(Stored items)
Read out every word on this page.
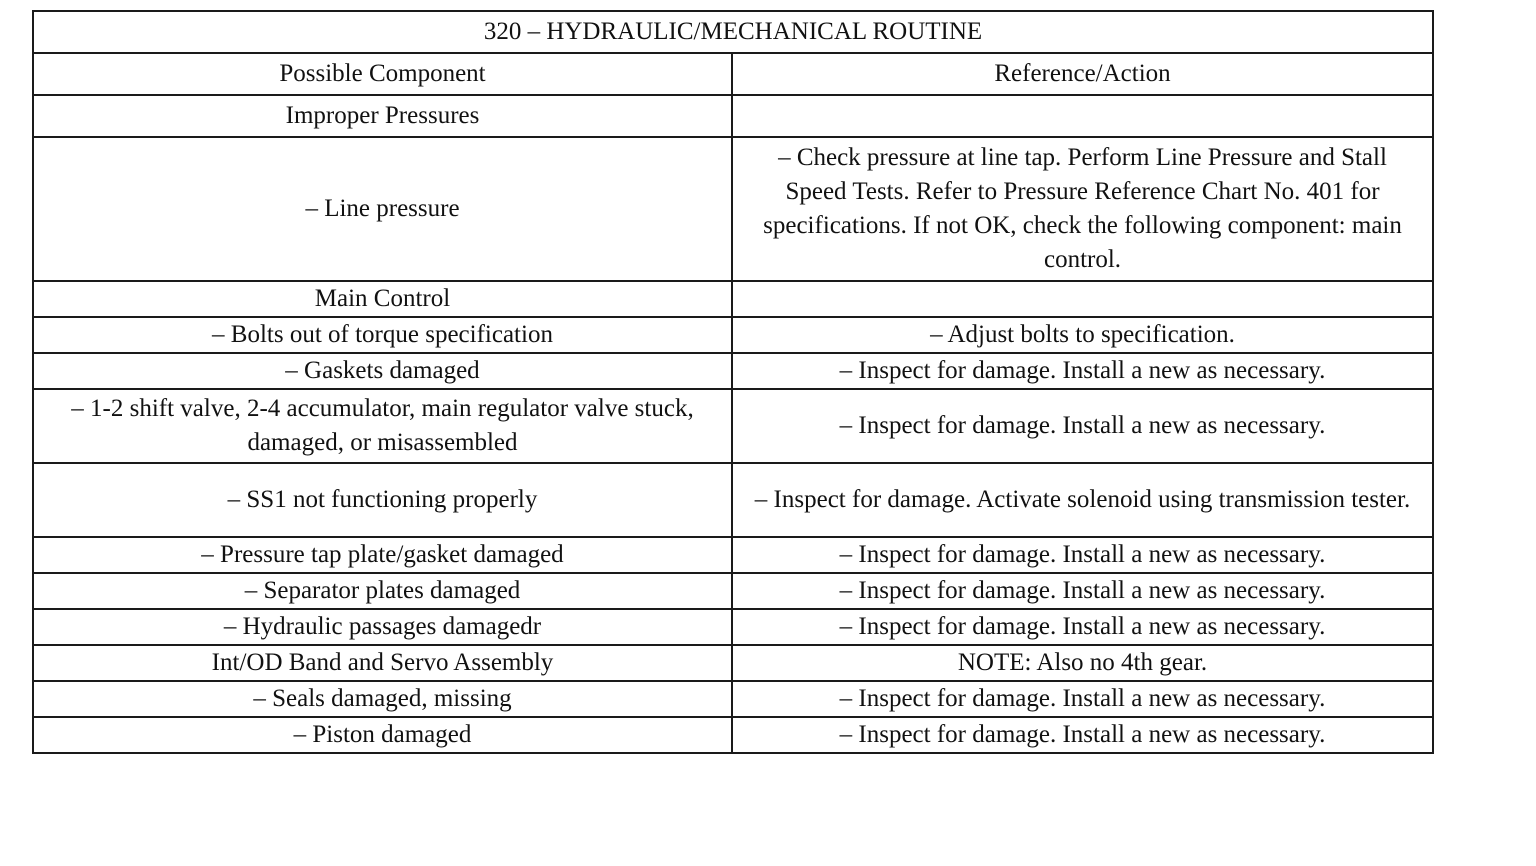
320 – HYDRAULIC/MECHANICAL ROUTINE	
Possible Component	Reference/Action
Improper Pressures	
– Line pressure	– Check pressure at line tap. Perform Line Pressure and Stall Speed Tests. Refer to Pressure Reference Chart No. 401 for specifications. If not OK, check the following component: main control.
Main Control	
– Bolts out of torque specification	– Adjust bolts to specification.
– Gaskets damaged	– Inspect for damage. Install a new as necessary.
– 1-2 shift valve, 2-4 accumulator, main regulator valve stuck, damaged, or misassembled	– Inspect for damage. Install a new as necessary.
– SS1 not functioning properly	– Inspect for damage. Activate solenoid using transmission tester.
– Pressure tap plate/gasket damaged	– Inspect for damage. Install a new as necessary.
– Separator plates damaged	– Inspect for damage. Install a new as necessary.
– Hydraulic passages damagedr	– Inspect for damage. Install a new as necessary.
Int/OD Band and Servo Assembly	NOTE: Also no 4th gear.
– Seals damaged, missing	– Inspect for damage. Install a new as necessary.
– Piston damaged	– Inspect for damage. Install a new as necessary.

### TO BE DONE
Read the data above. Pull out each line in which the string "Inspect" appears.

### FULL ANSWER
– Gaskets damaged	– Inspect for damage. Install a new as necessary.
– 1-2 shift valve, 2-4 accumulator, main regulator valve stuck, damaged, or misassembled	– Inspect for damage. Install a new as necessary.
– SS1 not functioning properly	– Inspect for damage. Activate solenoid using transmission tester.
– Pressure tap plate/gasket damaged	– Inspect for damage. Install a new as necessary.
– Separator plates damaged	– Inspect for damage. Install a new as necessary.
– Hydraulic passages damagedr	– Inspect for damage. Install a new as necessary.
– Seals damaged, missing	– Inspect for damage. Install a new as necessary.
– Piston damaged	– Inspect for damage. Install a new as necessary.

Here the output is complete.